Across the entries below, how many lines contain the string "笔顺检字"? Give only the count.

Record excerpts:
□ □ □ □ □ □ □

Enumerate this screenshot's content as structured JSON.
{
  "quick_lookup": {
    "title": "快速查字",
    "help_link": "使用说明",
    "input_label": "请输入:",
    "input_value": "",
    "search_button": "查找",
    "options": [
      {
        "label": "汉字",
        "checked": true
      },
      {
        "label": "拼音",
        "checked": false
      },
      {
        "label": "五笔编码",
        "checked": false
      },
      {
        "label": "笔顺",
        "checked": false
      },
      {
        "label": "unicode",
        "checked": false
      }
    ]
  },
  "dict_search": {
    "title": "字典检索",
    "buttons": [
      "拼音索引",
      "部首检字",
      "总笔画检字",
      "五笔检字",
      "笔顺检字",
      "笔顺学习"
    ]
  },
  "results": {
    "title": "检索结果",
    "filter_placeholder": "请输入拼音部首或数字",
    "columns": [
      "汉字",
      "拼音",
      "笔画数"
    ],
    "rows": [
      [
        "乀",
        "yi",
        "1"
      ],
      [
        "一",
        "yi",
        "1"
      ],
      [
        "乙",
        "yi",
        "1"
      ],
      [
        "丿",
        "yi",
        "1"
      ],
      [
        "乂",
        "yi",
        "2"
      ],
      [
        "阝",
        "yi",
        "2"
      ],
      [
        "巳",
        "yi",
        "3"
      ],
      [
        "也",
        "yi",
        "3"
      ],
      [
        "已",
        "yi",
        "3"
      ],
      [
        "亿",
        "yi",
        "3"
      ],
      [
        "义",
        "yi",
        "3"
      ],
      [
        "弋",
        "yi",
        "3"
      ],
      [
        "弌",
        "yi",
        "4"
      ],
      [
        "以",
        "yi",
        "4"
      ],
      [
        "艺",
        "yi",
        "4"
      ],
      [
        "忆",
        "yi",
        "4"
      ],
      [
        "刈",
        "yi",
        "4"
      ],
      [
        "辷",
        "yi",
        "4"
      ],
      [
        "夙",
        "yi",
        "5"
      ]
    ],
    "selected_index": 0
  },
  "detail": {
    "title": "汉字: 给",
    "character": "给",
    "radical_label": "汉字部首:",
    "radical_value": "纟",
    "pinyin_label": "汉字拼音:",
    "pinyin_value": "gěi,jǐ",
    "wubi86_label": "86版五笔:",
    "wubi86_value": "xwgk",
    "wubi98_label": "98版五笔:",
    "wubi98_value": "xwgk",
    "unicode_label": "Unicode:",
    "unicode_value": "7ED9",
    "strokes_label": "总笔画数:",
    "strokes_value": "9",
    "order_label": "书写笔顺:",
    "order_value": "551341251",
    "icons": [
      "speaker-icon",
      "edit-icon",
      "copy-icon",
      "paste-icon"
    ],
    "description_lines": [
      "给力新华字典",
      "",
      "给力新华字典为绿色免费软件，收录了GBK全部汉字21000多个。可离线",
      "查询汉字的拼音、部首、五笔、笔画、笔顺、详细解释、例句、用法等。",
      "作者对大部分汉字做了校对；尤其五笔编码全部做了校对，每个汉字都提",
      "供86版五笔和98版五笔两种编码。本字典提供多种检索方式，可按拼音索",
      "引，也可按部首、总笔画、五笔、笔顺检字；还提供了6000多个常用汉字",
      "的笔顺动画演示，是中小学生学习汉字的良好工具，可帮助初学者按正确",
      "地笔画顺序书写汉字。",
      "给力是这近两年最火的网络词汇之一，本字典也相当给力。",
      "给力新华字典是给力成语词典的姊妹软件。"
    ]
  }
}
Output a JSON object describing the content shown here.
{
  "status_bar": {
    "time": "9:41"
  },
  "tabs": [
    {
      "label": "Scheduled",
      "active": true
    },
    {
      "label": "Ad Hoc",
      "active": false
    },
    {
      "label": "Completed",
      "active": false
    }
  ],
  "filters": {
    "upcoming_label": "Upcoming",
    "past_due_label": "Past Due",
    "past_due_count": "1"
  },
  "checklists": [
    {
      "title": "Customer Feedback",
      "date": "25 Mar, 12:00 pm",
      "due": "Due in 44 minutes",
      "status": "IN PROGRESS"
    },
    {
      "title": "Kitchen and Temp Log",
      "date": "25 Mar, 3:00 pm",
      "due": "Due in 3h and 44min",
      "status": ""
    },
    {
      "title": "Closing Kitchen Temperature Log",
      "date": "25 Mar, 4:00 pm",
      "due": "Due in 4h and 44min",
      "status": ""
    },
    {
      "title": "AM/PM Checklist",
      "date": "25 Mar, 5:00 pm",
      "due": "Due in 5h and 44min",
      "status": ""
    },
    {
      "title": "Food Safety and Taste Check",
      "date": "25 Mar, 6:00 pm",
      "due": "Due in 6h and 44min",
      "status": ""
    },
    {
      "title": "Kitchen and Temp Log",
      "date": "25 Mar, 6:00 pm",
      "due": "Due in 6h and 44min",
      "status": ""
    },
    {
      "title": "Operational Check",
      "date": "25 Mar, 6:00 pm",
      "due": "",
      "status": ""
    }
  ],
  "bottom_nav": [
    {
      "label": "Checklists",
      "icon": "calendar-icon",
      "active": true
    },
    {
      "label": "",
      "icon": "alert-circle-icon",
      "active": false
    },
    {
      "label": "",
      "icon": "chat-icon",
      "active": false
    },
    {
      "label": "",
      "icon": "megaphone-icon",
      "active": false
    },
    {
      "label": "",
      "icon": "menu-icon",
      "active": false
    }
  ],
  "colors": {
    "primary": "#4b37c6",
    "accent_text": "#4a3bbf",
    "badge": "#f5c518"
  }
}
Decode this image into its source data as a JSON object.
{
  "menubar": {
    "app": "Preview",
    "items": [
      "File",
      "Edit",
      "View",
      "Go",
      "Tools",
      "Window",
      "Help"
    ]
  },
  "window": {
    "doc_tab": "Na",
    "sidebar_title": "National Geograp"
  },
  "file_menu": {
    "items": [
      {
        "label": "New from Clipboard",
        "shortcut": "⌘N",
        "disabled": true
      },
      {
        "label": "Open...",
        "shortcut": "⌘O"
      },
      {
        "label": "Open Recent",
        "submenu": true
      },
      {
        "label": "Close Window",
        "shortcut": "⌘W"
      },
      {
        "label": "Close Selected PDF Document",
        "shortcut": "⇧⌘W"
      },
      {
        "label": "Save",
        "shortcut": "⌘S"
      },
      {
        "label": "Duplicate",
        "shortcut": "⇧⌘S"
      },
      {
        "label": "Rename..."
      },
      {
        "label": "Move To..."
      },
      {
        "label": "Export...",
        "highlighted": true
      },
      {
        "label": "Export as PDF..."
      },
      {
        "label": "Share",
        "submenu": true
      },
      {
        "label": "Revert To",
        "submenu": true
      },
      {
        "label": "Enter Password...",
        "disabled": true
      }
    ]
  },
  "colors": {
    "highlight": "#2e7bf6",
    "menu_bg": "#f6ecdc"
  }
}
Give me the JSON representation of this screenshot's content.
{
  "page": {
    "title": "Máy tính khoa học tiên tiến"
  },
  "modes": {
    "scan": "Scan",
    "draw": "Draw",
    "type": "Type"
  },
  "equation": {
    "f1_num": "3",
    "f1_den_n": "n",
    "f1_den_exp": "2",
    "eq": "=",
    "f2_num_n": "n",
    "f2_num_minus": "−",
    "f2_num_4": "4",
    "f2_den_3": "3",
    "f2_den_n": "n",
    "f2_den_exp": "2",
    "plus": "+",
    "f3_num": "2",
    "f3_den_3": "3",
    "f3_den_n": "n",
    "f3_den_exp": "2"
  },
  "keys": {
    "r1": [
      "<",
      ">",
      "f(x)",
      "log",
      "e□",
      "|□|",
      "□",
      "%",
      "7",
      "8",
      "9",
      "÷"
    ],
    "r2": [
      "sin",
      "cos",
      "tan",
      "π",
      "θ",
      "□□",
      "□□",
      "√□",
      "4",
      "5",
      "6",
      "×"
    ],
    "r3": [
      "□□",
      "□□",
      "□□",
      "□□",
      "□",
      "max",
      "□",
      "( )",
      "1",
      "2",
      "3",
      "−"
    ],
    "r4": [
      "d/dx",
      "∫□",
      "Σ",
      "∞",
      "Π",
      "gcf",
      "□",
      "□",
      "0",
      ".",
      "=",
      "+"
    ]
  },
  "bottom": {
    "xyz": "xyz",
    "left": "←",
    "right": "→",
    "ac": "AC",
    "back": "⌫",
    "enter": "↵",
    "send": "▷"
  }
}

□ □ □ □ □ □ □

Written answer: 2